**Task goal:** From the listing, collect all lines containing the word "person".
....................
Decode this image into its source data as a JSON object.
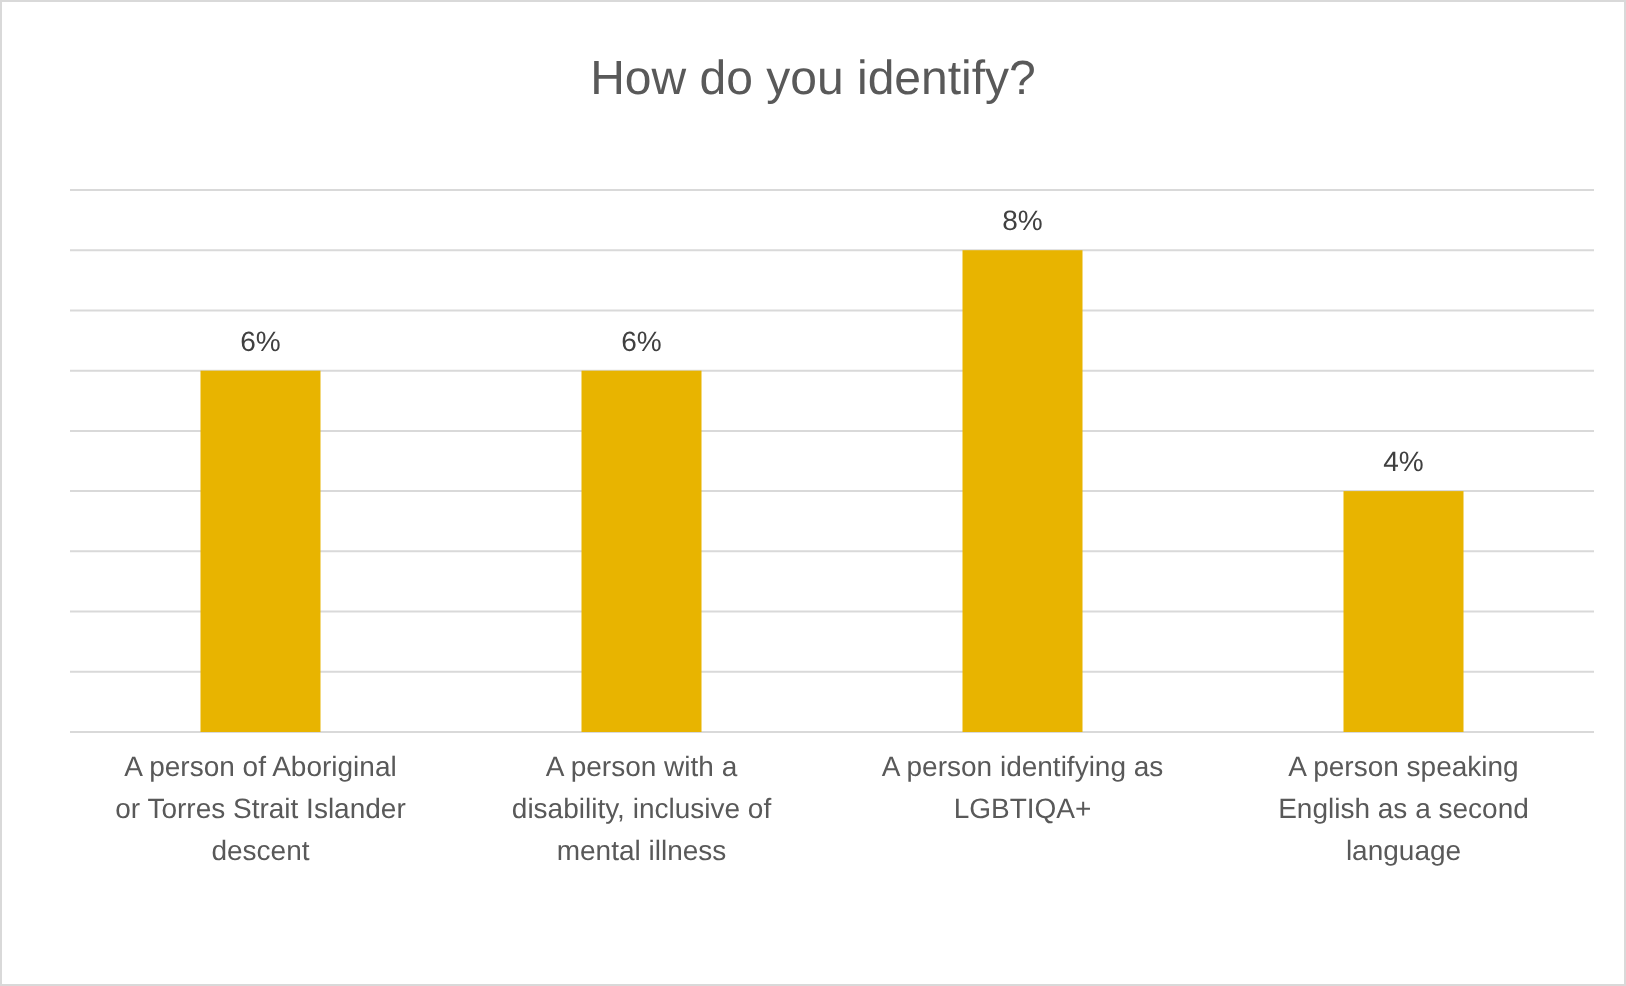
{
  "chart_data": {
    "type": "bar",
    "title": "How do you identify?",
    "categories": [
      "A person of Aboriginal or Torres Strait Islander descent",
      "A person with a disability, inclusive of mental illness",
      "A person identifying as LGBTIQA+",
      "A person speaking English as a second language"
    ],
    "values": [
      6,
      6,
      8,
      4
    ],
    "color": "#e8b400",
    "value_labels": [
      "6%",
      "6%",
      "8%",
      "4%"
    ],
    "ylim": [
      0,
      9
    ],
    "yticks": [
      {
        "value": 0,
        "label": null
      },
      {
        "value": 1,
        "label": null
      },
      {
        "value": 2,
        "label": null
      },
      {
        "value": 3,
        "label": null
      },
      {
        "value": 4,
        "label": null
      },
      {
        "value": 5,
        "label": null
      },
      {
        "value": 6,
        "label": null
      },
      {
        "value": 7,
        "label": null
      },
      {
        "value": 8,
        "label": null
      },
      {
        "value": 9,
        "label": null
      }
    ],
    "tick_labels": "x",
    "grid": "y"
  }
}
....................
**Correct output:**
      "A person of Aboriginal or Torres Strait Islander descent",
      "A person with a disability, inclusive of mental illness",
      "A person identifying as LGBTIQA+",
      "A person speaking English as a second language"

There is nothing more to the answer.